Court Opinion

ID: 3892161
Source: CourtListenerOpinion
Date Created: 2016-07-06 09:22:33.893157+00
Date Added: 2024-06-11T14:15:36.213586
License: Public Domain

Article II, section 28, of the Constitution is the section relating to the raising of revenue for proper maintenance of the state government. It provides for taxation of real, personal, and mixed property, excluding certain property held by religious, charitable, scientific, and educational institutions. There is to be found in the same article the provision "All male citizens of this State, over the age *Page 212 
of twenty-one years, except such persons as may be exempted by law on account of age or other infirmity, shall be liable to a poll tax of not less than fifty cents nor more than one dollar per annum." Article XI, section 12, of the Constitution of 1870, amending the Constitution of 1834, relating to education, provides:
"And the fund called the common school fund, and all the lands and proceeds thereof, dividends, stocks and other property of every description whatever, heretofore by law appropriated by the General Assembly of this State for the use of common schools, and all such as shall hereafter be appropriated, shall remain aperpetual fund, the principal of which shall never be diminished by Legislative appropriation; and the interest thereof shall be inviolably appropriated to the support and encouragement of common schools throughout the State, and for the equal benefit of all the people thereof; and no law shall be made authorizing said fund, or any part thereof, to be diverted to any other use than the support and encouragement of common schools. The State taxes derived hereafter from polls shall be appropriated to educational purposes, in such manner as the General Assembly shall, from time to time, direct by law."

- **Aim of the task**: Rewrite the paragraph of the court opinion that begins "And the fund called the common school fund" as a bulleted list, keeping its main facts.

- **Records shown**:
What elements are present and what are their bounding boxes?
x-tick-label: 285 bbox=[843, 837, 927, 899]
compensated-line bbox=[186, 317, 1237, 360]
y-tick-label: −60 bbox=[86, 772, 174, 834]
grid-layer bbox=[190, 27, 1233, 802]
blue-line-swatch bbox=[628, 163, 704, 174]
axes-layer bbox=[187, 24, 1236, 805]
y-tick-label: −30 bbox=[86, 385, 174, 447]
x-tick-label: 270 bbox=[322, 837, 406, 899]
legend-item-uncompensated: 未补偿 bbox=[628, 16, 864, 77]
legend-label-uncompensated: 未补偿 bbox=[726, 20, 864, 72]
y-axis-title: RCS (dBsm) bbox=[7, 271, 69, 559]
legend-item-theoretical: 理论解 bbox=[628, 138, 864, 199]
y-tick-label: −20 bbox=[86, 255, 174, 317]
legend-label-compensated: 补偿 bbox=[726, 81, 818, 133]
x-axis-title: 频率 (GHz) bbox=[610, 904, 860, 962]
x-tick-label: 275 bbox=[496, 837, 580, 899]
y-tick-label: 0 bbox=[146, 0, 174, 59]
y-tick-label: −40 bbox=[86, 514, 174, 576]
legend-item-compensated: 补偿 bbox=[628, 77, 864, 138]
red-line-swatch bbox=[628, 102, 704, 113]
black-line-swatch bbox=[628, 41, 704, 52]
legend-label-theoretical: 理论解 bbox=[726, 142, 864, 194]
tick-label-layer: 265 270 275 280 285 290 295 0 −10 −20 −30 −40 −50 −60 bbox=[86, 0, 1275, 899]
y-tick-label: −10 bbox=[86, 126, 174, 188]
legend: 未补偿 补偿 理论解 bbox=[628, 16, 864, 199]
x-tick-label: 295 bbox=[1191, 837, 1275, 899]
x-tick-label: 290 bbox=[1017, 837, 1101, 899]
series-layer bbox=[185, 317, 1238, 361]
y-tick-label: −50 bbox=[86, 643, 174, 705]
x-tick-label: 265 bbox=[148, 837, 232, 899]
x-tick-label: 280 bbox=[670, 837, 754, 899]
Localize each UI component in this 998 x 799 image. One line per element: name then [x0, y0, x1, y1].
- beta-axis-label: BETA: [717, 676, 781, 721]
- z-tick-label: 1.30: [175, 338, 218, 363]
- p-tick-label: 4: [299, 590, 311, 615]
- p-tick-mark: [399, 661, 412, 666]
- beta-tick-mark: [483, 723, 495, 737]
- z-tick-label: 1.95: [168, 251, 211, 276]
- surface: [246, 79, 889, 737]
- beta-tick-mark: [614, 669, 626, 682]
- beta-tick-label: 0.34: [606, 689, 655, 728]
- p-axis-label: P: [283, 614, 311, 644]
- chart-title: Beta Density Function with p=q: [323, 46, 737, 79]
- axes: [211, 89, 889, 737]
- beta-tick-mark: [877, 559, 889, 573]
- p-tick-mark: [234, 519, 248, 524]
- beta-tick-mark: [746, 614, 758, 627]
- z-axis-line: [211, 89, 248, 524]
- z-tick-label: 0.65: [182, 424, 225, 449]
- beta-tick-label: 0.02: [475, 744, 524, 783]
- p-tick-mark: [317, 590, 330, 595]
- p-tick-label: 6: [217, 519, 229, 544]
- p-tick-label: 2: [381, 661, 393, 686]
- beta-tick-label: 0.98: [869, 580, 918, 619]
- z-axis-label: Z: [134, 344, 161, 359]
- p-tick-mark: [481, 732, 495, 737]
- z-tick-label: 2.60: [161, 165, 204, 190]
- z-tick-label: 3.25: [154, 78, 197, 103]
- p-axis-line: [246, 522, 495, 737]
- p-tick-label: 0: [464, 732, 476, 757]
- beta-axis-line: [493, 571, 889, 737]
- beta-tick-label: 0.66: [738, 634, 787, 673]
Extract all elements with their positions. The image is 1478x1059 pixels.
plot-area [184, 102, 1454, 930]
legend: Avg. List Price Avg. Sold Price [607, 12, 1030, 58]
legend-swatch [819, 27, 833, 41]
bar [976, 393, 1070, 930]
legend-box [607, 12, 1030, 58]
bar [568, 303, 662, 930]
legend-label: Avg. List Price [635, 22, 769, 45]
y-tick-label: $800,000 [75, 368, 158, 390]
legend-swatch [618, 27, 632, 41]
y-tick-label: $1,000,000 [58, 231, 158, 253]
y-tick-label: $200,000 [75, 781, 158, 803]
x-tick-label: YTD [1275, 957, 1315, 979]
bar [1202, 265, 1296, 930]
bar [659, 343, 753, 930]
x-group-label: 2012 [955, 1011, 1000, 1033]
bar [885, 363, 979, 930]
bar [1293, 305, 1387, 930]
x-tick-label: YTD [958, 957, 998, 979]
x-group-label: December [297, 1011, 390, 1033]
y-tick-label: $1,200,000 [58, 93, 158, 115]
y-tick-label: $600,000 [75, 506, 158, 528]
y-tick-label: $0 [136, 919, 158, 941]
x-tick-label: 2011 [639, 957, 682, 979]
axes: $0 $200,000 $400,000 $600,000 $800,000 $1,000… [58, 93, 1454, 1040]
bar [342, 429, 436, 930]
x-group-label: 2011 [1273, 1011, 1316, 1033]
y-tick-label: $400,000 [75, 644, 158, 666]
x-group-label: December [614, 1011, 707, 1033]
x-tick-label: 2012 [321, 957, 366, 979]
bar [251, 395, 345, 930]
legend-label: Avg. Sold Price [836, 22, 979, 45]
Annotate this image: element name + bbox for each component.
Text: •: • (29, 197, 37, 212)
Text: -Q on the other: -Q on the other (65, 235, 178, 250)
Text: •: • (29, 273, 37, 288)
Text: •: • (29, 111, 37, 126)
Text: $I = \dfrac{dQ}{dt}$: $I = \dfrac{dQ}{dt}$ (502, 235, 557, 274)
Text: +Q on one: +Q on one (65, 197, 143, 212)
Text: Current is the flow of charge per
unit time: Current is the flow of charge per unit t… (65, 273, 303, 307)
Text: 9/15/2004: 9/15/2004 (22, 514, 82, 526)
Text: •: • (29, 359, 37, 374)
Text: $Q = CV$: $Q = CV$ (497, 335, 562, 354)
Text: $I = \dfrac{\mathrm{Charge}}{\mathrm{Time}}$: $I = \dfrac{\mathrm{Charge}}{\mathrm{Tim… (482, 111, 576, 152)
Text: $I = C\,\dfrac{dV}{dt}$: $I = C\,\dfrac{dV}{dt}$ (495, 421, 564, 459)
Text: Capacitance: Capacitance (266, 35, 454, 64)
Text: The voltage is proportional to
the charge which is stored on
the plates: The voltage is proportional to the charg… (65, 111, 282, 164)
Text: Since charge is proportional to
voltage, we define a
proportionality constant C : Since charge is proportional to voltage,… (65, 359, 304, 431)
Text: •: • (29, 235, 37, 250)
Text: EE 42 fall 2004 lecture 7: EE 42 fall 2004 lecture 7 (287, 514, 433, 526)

- **Written answer**:
- The common school fund is a perpetual fund. It includes all lands, proceeds, dividends, stocks and other property that the General Assembly has appropriated or later appropriates for common schools.
- Legislative appropriation may never reduce its principal.
- Its interest must be used to support and encourage common schools throughout the State, for the equal benefit of all the people.
- No law may divert any part of the fund to any other use.
- State taxes from polls are to be appropriated to educational purposes, as the General Assembly directs by law.